» **Exercise requirements**
Reproduce a portion of the article on converting JSON data into database tables, beginning at the words "MySQL and SAP HANA happen" and stopping after "instead of nvarchar.".

» **Document segment**

# # # #

Many relational databases now support JSON columns. JSON columns within a relational database provide a bridge between the structured world of SQL and the flexibility of NoSQL. They allow you to leverage the strengths of both approaches within a single system. The JSON functions in many popular databases also offer a way to convert JSON into a table record set. This opens up all kinds of possibilities. Using JSON in a CTE is a much more efficient way to JOIN on an external set of data. This article explains how to convert a JSON dataset into a table in many of the most common databases.
MySQL and SAP HANA happen to create JSON records sets the same way.
SELECT *
FROM JSON_TABLE(
'[{"firstName":"Paulo","lastName":"Coelho"},{"firstName":"Markolo","lastName":"Hondachi"}]',
'$[*]'
COLUMNS (
first_name nvarchar(200) PATH '$.firstName',
last_name nvarchar(200) PATH '$.lastName'
)
) jt
Oracle is very close to MySQL and SAP HANA but notice the varchar definition difference. Oracle requires varchar2 instead of nvarchar.
SELECT *
FROM JSON_TABLE(
'[{"firstName":"Paulo","lastName":"Coelho"},{"firstName":"Markolo","lastName":"Hondachi"}]',
'$[*]'
COLUMNS (
first_name varchar2(200) PATH '$.firstName',
last_name varchar2(200) PATH '$.lastName'
)
) jt
PostgreSQL has a specific function called JSON_TO_RECORDSET to handle this
SELECT *
FROM JSON_TO_RECORDSET(
'[{"firstname":"Paulo","lastname":"Coelho"},{"firstname":"Markolo","lastname":"Hondachi"}]'
) AS jt(
firstname varchar(200),
lastname varchar(200)
)
Microsoft SQL Server also has their special function OPENJSON
SELECT *
FROM OPENJSON(
'[{"firstname":"Paulo","lastname":"Coelho"},{"firstname":"Markolo","lastname":"Hondachi"}]'
)
WITH (
firstname nvarchar(200) '$.firstname',
lastname nvarchar(200) '$.lastname'
)
SQLite uses JSON_EXTRACT and JSON_EACH
SELECT
JSON_EXTRACT(value,'$.firstName') as firstname,
JSON_EXTRACT(value,'$.lastName') as lastname
FROM JSON_EACH(
'[{"firstName":"Paulo","lastName":"Coelho"},{"firstName":"Markolo","lastName":"Hondachi"}]'
)

# # # #

» **Data items**
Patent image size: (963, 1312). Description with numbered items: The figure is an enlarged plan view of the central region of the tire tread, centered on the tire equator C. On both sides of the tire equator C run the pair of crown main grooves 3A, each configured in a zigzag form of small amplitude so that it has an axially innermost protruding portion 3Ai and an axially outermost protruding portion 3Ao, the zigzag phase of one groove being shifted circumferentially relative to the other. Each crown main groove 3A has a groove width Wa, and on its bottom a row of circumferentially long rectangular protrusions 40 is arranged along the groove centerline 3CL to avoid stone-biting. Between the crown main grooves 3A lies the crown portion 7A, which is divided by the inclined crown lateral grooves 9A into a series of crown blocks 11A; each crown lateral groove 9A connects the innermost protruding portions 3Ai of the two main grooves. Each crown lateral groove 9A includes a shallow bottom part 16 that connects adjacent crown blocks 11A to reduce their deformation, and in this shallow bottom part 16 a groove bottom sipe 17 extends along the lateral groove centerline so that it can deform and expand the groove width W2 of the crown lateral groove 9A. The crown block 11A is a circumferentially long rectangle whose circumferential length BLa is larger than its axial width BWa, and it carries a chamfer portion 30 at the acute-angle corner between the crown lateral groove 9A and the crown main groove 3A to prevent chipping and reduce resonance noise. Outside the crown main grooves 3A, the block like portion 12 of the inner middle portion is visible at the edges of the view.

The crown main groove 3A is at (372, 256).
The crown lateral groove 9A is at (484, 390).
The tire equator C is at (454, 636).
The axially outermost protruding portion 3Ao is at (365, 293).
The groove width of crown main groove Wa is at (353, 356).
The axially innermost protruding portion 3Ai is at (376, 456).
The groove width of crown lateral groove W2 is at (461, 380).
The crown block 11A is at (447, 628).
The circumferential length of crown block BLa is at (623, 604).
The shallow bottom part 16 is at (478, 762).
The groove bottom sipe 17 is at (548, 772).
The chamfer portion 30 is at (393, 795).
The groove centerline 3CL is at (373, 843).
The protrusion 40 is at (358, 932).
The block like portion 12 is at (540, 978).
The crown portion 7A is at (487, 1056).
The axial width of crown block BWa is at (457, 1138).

# # # #

» **Expected answer**
MySQL and SAP HANA happen to create JSON records sets the same way.
SELECT *
FROM JSON_TABLE(
'[{"firstName":"Paulo","lastName":"Coelho"},{"firstName":"Markolo","lastName":"Hondachi"}]',
'$[*]'
COLUMNS (
first_name nvarchar(200) PATH '$.firstName',
last_name nvarchar(200) PATH '$.lastName'
)
) jt
Oracle is very close to MySQL and SAP HANA but notice the varchar definition difference. Oracle requires varchar2 instead of nvarchar.